-- PROVIDED INFORMATION start --

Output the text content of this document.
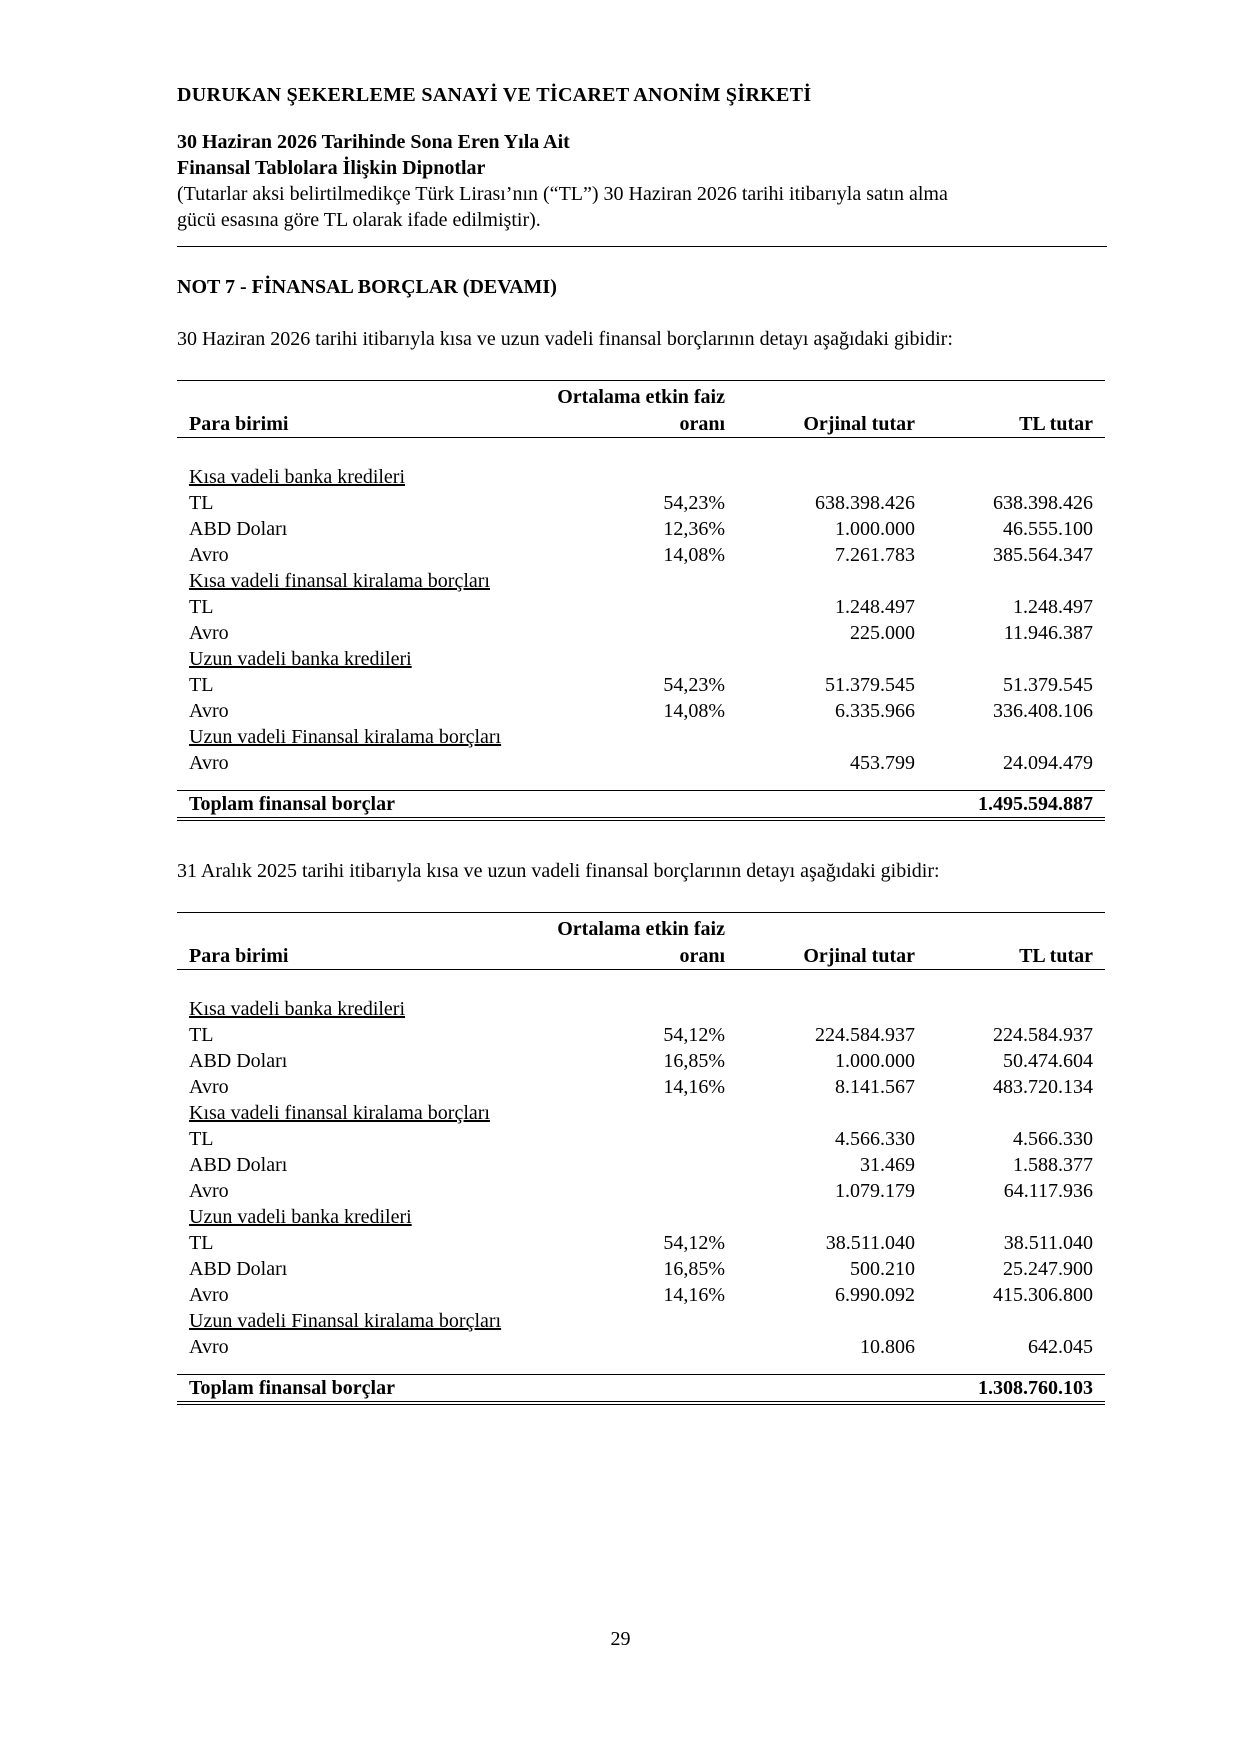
DURUKAN ŞEKERLEME SANAYİ VE TİCARET ANONİM ŞİRKETİ
30 Haziran 2026 Tarihinde Sona Eren Yıla Ait
Finansal Tablolara İlişkin Dipnotlar
(Tutarlar aksi belirtilmedikçe Türk Lirası’nın (“TL”) 30 Haziran 2026 tarihi itibarıyla satın alma
gücü esasına göre TL olarak ifade edilmiştir).
NOT 7 - FİNANSAL BORÇLAR (DEVAMI)
30 Haziran 2026 tarihi itibarıyla kısa ve uzun vadeli finansal borçlarının detayı aşağıdaki gibidir:
	Ortalama etkin faiz		
Para birimi	oranı	Orjinal tutar	TL tutar

Kısa vadeli banka kredileri			
TL	54,23%	638.398.426	638.398.426
ABD Doları	12,36%	1.000.000	46.555.100
Avro	14,08%	7.261.783	385.564.347
Kısa vadeli finansal kiralama borçları			
TL		1.248.497	1.248.497
Avro		225.000	11.946.387
Uzun vadeli banka kredileri			
TL	54,23%	51.379.545	51.379.545
Avro	14,08%	6.335.966	336.408.106
Uzun vadeli Finansal kiralama borçları			
Avro		453.799	24.094.479

Toplam finansal borçlar			1.495.594.887
31 Aralık 2025 tarihi itibarıyla kısa ve uzun vadeli finansal borçlarının detayı aşağıdaki gibidir:
	Ortalama etkin faiz		
Para birimi	oranı	Orjinal tutar	TL tutar

Kısa vadeli banka kredileri			
TL	54,12%	224.584.937	224.584.937
ABD Doları	16,85%	1.000.000	50.474.604
Avro	14,16%	8.141.567	483.720.134
Kısa vadeli finansal kiralama borçları			
TL		4.566.330	4.566.330
ABD Doları		31.469	1.588.377
Avro		1.079.179	64.117.936
Uzun vadeli banka kredileri			
TL	54,12%	38.511.040	38.511.040
ABD Doları	16,85%	500.210	25.247.900
Avro	14,16%	6.990.092	415.306.800
Uzun vadeli Finansal kiralama borçları			
Avro		10.806	642.045

Toplam finansal borçlar			1.308.760.103
29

-- PROVIDED INFORMATION end --

◆ **DIRECTIONS FOR THIS TASK**
Show all lines in the entries above where the word "Toplam" appears.

◆ **WRITTEN RESPONSE**
Toplam finansal borçlar			1.495.594.887
Toplam finansal borçlar			1.308.760.103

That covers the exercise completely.